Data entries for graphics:
· · ·

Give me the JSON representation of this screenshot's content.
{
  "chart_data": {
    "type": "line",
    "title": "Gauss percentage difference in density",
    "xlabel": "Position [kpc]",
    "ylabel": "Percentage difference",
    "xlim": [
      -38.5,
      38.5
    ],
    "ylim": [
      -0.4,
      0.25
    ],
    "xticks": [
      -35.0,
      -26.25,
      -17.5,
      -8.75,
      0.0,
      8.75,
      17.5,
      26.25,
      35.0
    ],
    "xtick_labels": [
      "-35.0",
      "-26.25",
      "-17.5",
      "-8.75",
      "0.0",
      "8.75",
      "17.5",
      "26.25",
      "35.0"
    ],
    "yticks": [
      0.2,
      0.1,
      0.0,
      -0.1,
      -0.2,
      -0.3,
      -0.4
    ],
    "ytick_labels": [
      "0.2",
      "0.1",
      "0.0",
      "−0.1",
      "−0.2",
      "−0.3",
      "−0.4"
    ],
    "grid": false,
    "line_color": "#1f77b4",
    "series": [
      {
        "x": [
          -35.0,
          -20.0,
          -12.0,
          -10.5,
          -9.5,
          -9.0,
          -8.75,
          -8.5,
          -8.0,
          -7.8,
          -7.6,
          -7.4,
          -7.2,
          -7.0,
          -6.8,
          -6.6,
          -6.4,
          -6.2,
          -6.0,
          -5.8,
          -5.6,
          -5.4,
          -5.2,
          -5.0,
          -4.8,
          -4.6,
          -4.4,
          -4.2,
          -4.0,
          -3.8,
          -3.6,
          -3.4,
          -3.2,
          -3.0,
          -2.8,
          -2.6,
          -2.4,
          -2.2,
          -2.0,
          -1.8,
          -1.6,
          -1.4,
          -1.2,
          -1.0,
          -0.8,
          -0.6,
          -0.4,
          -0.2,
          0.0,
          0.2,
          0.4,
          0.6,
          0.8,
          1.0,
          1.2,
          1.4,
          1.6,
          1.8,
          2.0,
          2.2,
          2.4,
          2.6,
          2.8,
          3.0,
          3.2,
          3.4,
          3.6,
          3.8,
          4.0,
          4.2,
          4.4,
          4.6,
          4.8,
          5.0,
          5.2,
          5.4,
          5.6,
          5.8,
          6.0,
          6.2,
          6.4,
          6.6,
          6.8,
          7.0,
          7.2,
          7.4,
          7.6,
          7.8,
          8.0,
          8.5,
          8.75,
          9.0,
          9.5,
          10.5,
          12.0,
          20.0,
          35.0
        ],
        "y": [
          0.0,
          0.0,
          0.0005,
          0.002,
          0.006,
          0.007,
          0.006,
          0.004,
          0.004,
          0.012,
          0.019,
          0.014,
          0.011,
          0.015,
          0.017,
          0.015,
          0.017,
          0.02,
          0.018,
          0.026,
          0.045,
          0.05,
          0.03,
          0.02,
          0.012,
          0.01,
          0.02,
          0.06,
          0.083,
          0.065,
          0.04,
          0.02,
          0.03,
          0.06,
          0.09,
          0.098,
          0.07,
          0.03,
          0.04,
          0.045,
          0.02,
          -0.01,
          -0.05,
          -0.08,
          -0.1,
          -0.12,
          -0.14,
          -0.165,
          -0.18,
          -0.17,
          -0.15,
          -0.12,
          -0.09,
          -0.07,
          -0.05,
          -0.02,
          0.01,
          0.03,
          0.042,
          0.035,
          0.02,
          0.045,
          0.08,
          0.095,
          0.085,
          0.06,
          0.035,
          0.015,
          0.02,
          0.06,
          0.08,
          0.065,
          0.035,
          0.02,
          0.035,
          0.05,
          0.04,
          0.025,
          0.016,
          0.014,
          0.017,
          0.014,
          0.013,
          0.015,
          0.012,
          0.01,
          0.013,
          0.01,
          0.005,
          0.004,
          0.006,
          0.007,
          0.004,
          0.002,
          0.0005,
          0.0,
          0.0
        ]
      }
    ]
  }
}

· · ·

→ **TASK INSTRUCTIONS**: Write out every line of the material again, exactly as it reads.

→ **WRITTEN ANSWER**:
Give me the JSON representation of this screenshot's content.
{
  "chart_data": {
    "type": "line",
    "title": "Gauss percentage difference in density",
    "xlabel": "Position [kpc]",
    "ylabel": "Percentage difference",
    "xlim": [
      -38.5,
      38.5
    ],
    "ylim": [
      -0.4,
      0.25
    ],
    "xticks": [
      -35.0,
      -26.25,
      -17.5,
      -8.75,
      0.0,
      8.75,
      17.5,
      26.25,
      35.0
    ],
    "xtick_labels": [
      "-35.0",
      "-26.25",
      "-17.5",
      "-8.75",
      "0.0",
      "8.75",
      "17.5",
      "26.25",
      "35.0"
    ],
    "yticks": [
      0.2,
      0.1,
      0.0,
      -0.1,
      -0.2,
      -0.3,
      -0.4
    ],
    "ytick_labels": [
      "0.2",
      "0.1",
      "0.0",
      "−0.1",
      "−0.2",
      "−0.3",
      "−0.4"
    ],
    "grid": false,
    "line_color": "#1f77b4",
    "series": [
      {
        "x": [
          -35.0,
          -20.0,
          -12.0,
          -10.5,
          -9.5,
          -9.0,
          -8.75,
          -8.5,
          -8.0,
          -7.8,
          -7.6,
          -7.4,
          -7.2,
          -7.0,
          -6.8,
          -6.6,
          -6.4,
          -6.2,
          -6.0,
          -5.8,
          -5.6,
          -5.4,
          -5.2,
          -5.0,
          -4.8,
          -4.6,
          -4.4,
          -4.2,
          -4.0,
          -3.8,
          -3.6,
          -3.4,
          -3.2,
          -3.0,
          -2.8,
          -2.6,
          -2.4,
          -2.2,
          -2.0,
          -1.8,
          -1.6,
          -1.4,
          -1.2,
          -1.0,
          -0.8,
          -0.6,
          -0.4,
          -0.2,
          0.0,
          0.2,
          0.4,
          0.6,
          0.8,
          1.0,
          1.2,
          1.4,
          1.6,
          1.8,
          2.0,
          2.2,
          2.4,
          2.6,
          2.8,
          3.0,
          3.2,
          3.4,
          3.6,
          3.8,
          4.0,
          4.2,
          4.4,
          4.6,
          4.8,
          5.0,
          5.2,
          5.4,
          5.6,
          5.8,
          6.0,
          6.2,
          6.4,
          6.6,
          6.8,
          7.0,
          7.2,
          7.4,
          7.6,
          7.8,
          8.0,
          8.5,
          8.75,
          9.0,
          9.5,
          10.5,
          12.0,
          20.0,
          35.0
        ],
        "y": [
          0.0,
          0.0,
          0.0005,
          0.002,
          0.006,
          0.007,
          0.006,
          0.004,
          0.004,
          0.012,
          0.019,
          0.014,
          0.011,
          0.015,
          0.017,
          0.015,
          0.017,
          0.02,
          0.018,
          0.026,
          0.045,
          0.05,
          0.03,
          0.02,
          0.012,
          0.01,
          0.02,
          0.06,
          0.083,
          0.065,
          0.04,
          0.02,
          0.03,
          0.06,
          0.09,
          0.098,
          0.07,
          0.03,
          0.04,
          0.045,
          0.02,
          -0.01,
          -0.05,
          -0.08,
          -0.1,
          -0.12,
          -0.14,
          -0.165,
          -0.18,
          -0.17,
          -0.15,
          -0.12,
          -0.09,
          -0.07,
          -0.05,
          -0.02,
          0.01,
          0.03,
          0.042,
          0.035,
          0.02,
          0.045,
          0.08,
          0.095,
          0.085,
          0.06,
          0.035,
          0.015,
          0.02,
          0.06,
          0.08,
          0.065,
          0.035,
          0.02,
          0.035,
          0.05,
          0.04,
          0.025,
          0.016,
          0.014,
          0.017,
          0.014,
          0.013,
          0.015,
          0.012,
          0.01,
          0.013,
          0.01,
          0.005,
          0.004,
          0.006,
          0.007,
          0.004,
          0.002,
          0.0005,
          0.0,
          0.0
        ]
      }
    ]
  }
}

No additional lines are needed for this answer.